◆ **Source data**:
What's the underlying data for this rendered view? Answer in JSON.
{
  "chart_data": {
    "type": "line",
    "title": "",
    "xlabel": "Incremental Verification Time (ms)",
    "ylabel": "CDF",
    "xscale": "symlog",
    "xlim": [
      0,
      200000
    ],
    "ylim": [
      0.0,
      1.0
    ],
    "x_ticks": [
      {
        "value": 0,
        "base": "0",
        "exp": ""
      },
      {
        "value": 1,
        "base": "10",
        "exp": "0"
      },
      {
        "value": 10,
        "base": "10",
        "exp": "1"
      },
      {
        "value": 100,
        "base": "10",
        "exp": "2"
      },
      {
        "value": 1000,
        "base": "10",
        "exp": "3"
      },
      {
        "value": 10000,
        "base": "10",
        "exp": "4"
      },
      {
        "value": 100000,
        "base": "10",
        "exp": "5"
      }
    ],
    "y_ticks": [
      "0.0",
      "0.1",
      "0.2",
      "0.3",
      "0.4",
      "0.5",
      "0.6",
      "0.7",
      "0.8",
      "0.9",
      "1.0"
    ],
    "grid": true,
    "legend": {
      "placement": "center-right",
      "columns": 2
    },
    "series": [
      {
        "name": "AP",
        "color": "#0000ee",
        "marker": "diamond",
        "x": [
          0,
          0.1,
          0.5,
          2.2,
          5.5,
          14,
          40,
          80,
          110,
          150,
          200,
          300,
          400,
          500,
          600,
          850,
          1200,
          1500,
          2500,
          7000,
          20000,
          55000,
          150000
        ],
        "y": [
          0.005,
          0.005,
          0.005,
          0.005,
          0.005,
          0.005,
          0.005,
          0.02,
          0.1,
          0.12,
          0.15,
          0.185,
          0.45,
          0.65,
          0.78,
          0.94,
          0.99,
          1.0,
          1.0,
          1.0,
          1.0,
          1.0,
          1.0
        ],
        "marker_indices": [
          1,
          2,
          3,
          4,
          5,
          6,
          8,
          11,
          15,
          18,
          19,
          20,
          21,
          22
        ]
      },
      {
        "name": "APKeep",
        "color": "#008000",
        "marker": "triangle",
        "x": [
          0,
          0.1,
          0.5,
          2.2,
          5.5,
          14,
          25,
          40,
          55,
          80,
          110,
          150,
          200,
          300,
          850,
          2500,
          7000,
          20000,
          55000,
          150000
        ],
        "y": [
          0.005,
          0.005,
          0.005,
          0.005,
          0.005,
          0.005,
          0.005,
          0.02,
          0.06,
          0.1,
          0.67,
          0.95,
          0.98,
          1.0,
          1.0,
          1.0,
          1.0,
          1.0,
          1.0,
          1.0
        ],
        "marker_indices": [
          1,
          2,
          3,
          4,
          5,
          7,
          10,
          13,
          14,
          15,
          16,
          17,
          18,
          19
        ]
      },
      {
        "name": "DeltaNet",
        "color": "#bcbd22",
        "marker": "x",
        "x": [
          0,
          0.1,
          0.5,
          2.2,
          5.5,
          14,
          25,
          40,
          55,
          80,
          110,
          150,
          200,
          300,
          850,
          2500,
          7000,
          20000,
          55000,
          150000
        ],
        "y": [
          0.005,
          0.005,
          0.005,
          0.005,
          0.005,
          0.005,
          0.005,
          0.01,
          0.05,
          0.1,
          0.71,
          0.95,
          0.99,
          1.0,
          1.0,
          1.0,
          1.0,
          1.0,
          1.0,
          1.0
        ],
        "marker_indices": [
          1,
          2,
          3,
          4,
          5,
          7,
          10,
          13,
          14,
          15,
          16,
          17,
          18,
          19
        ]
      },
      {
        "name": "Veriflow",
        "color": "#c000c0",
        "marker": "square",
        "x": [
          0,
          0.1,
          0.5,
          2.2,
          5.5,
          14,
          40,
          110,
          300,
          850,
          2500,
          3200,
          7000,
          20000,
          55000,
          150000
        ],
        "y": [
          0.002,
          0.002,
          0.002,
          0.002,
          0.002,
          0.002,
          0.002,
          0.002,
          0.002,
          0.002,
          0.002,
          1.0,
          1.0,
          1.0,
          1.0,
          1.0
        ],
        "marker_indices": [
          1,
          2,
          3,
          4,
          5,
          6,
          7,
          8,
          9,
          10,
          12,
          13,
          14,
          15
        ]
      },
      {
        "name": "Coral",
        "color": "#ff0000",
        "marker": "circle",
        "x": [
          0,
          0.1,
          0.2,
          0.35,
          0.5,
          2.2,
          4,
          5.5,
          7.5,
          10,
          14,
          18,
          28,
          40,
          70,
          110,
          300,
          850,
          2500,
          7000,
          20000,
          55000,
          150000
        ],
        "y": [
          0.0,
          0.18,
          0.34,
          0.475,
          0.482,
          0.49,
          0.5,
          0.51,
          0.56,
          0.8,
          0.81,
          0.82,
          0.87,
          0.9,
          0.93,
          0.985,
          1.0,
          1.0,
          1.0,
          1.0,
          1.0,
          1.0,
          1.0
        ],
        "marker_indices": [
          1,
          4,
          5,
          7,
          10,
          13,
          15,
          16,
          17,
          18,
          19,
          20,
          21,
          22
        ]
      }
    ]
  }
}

◆ **What the task asks**: From the entries, report each line that includes the word "value".

◆ **Output of the task**:
        "value": 0,
        "value": 1,
        "value": 10,
        "value": 100,
        "value": 1000,
        "value": 10000,
        "value": 100000,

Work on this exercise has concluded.